▶ [Data for this exercise]:
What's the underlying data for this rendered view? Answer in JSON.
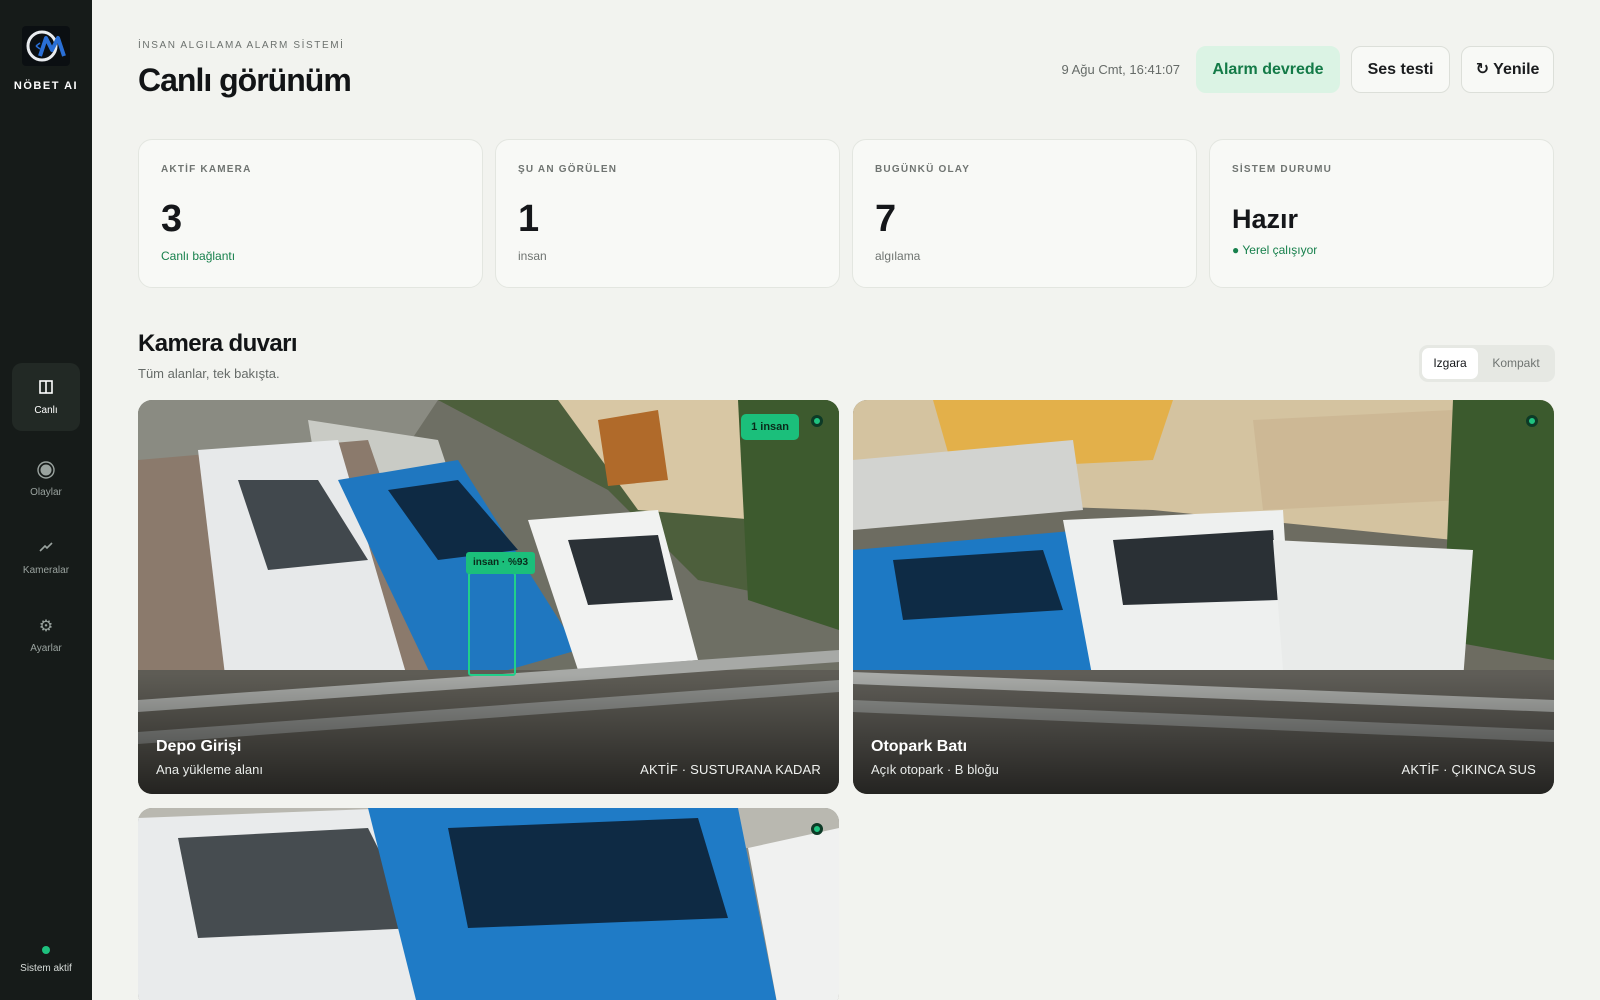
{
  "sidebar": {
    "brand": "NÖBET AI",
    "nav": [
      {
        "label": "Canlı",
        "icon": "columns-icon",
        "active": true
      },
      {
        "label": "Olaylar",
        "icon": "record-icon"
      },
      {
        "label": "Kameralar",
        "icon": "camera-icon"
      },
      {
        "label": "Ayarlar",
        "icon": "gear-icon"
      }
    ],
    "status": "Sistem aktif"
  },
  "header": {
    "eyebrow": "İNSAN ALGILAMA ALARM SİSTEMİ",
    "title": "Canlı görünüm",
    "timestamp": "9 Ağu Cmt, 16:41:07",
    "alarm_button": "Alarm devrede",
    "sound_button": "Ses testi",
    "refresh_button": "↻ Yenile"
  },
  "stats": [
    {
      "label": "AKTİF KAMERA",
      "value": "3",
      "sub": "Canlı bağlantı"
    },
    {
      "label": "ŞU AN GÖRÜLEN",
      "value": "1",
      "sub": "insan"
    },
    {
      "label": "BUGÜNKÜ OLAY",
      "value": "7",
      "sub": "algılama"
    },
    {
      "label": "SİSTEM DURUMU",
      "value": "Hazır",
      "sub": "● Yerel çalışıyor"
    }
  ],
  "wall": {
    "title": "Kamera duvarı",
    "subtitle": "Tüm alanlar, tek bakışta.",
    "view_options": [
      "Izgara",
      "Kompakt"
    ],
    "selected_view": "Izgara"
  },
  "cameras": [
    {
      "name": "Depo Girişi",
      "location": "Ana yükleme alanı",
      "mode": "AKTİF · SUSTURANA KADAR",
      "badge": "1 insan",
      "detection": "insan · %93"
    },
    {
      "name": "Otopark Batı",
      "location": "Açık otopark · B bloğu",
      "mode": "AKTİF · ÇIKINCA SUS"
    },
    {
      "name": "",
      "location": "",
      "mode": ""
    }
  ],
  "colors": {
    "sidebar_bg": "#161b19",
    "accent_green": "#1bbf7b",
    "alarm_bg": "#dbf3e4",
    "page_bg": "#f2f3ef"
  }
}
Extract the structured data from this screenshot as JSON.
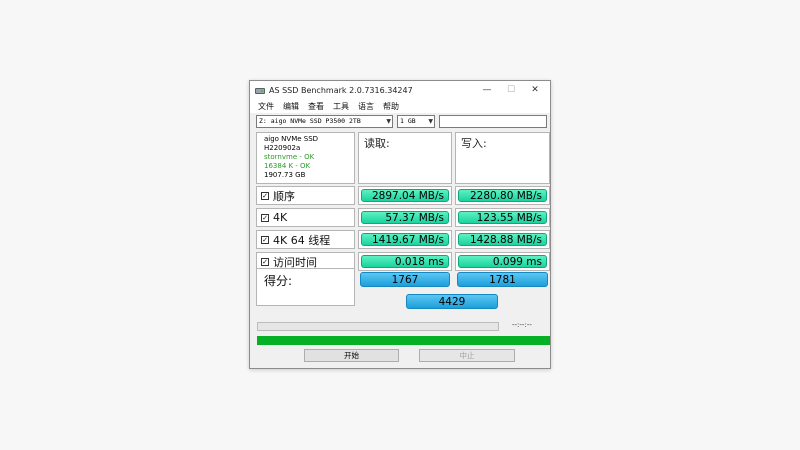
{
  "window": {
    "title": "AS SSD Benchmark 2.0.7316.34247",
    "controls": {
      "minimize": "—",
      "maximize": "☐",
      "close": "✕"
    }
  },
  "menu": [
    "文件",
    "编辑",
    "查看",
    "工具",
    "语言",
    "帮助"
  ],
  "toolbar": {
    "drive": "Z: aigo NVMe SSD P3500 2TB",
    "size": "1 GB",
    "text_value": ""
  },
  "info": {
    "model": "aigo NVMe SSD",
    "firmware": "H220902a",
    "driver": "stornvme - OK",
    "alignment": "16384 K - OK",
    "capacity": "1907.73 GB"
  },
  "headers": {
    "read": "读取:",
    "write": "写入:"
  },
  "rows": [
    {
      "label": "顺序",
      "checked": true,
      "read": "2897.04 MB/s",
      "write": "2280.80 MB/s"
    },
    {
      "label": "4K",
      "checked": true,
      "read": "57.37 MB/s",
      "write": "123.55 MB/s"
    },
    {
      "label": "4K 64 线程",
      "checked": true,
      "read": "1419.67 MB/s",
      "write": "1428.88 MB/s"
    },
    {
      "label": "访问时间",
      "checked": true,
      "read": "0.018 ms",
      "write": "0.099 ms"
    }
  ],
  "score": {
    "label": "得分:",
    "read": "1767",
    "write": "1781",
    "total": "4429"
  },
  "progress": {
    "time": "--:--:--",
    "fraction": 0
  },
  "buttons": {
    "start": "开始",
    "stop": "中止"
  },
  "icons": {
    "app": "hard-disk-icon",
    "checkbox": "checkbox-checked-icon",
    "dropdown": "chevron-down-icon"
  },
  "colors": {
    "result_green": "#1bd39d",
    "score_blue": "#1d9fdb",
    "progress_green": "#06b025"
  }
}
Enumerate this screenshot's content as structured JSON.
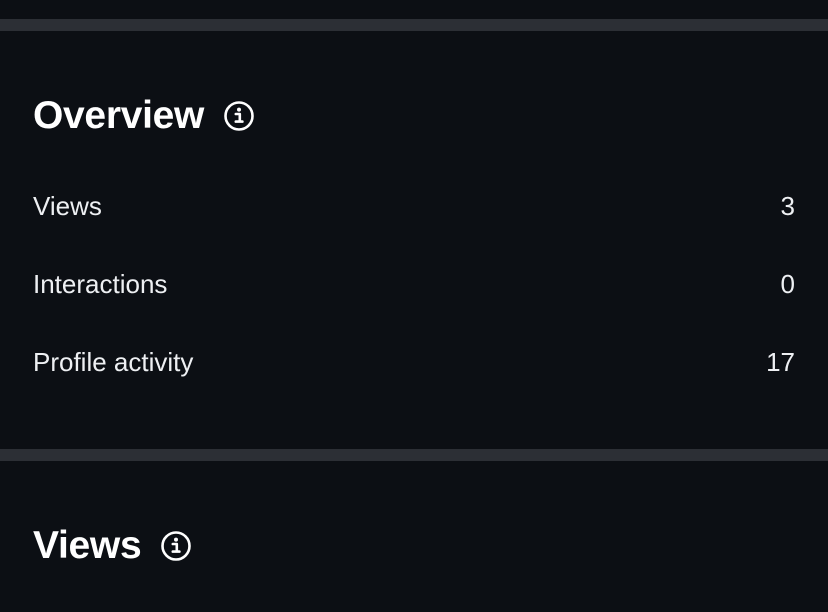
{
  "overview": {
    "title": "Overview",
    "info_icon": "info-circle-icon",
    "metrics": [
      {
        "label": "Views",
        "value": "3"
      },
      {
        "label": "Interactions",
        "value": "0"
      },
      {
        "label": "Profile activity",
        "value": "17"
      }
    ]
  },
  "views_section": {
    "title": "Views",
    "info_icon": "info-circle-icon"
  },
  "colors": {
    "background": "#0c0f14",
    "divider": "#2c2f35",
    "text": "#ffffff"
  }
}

▶ [Description of the task]: Repeat each entry exactly as it appears; skip any picture.

▶ [Task solution]:
What's the underlying data for this rendered view? Answer in JSON.
{
  "sidebar": {
    "brand": "NÖBET AI",
    "nav": [
      {
        "label": "Canlı",
        "icon": "columns-icon",
        "active": true
      },
      {
        "label": "Olaylar",
        "icon": "record-icon"
      },
      {
        "label": "Kameralar",
        "icon": "camera-icon"
      },
      {
        "label": "Ayarlar",
        "icon": "gear-icon"
      }
    ],
    "status": "Sistem aktif"
  },
  "header": {
    "eyebrow": "İNSAN ALGILAMA ALARM SİSTEMİ",
    "title": "Canlı görünüm",
    "timestamp": "9 Ağu Cmt, 16:41:07",
    "alarm_button": "Alarm devrede",
    "sound_button": "Ses testi",
    "refresh_button": "↻ Yenile"
  },
  "stats": [
    {
      "label": "AKTİF KAMERA",
      "value": "3",
      "sub": "Canlı bağlantı"
    },
    {
      "label": "ŞU AN GÖRÜLEN",
      "value": "1",
      "sub": "insan"
    },
    {
      "label": "BUGÜNKÜ OLAY",
      "value": "7",
      "sub": "algılama"
    },
    {
      "label": "SİSTEM DURUMU",
      "value": "Hazır",
      "sub": "● Yerel çalışıyor"
    }
  ],
  "wall": {
    "title": "Kamera duvarı",
    "subtitle": "Tüm alanlar, tek bakışta.",
    "view_options": [
      "Izgara",
      "Kompakt"
    ],
    "selected_view": "Izgara"
  },
  "cameras": [
    {
      "name": "Depo Girişi",
      "location": "Ana yükleme alanı",
      "mode": "AKTİF · SUSTURANA KADAR",
      "badge": "1 insan",
      "detection": "insan · %93"
    },
    {
      "name": "Otopark Batı",
      "location": "Açık otopark · B bloğu",
      "mode": "AKTİF · ÇIKINCA SUS"
    },
    {
      "name": "",
      "location": "",
      "mode": ""
    }
  ],
  "colors": {
    "sidebar_bg": "#161b19",
    "accent_green": "#1bbf7b",
    "alarm_bg": "#dbf3e4",
    "page_bg": "#f2f3ef"
  }
}
Extract the structured data from this screenshot as JSON.
{
  "window": {
    "title": "AS SSD Benchmark 2.0.7316.34247",
    "controls": {
      "minimize": "—",
      "maximize": "☐",
      "close": "✕"
    }
  },
  "menu": [
    "文件",
    "编辑",
    "查看",
    "工具",
    "语言",
    "帮助"
  ],
  "toolbar": {
    "drive": "Z: aigo NVMe SSD P3500 2TB",
    "size": "1 GB",
    "text_value": ""
  },
  "info": {
    "model": "aigo NVMe SSD",
    "firmware": "H220902a",
    "driver": "stornvme - OK",
    "alignment": "16384 K - OK",
    "capacity": "1907.73 GB"
  },
  "headers": {
    "read": "读取:",
    "write": "写入:"
  },
  "rows": [
    {
      "label": "顺序",
      "checked": true,
      "read": "2897.04 MB/s",
      "write": "2280.80 MB/s"
    },
    {
      "label": "4K",
      "checked": true,
      "read": "57.37 MB/s",
      "write": "123.55 MB/s"
    },
    {
      "label": "4K 64 线程",
      "checked": true,
      "read": "1419.67 MB/s",
      "write": "1428.88 MB/s"
    },
    {
      "label": "访问时间",
      "checked": true,
      "read": "0.018 ms",
      "write": "0.099 ms"
    }
  ],
  "score": {
    "label": "得分:",
    "read": "1767",
    "write": "1781",
    "total": "4429"
  },
  "progress": {
    "time": "--:--:--",
    "fraction": 0
  },
  "buttons": {
    "start": "开始",
    "stop": "中止"
  },
  "icons": {
    "app": "hard-disk-icon",
    "checkbox": "checkbox-checked-icon",
    "dropdown": "chevron-down-icon"
  },
  "colors": {
    "result_green": "#1bd39d",
    "score_blue": "#1d9fdb",
    "progress_green": "#06b025"
  }
}
Enumerate this screenshot's content as structured JSON.
{
  "overview": {
    "title": "Overview",
    "info_icon": "info-circle-icon",
    "metrics": [
      {
        "label": "Views",
        "value": "3"
      },
      {
        "label": "Interactions",
        "value": "0"
      },
      {
        "label": "Profile activity",
        "value": "17"
      }
    ]
  },
  "views_section": {
    "title": "Views",
    "info_icon": "info-circle-icon"
  },
  "colors": {
    "background": "#0c0f14",
    "divider": "#2c2f35",
    "text": "#ffffff"
  }
}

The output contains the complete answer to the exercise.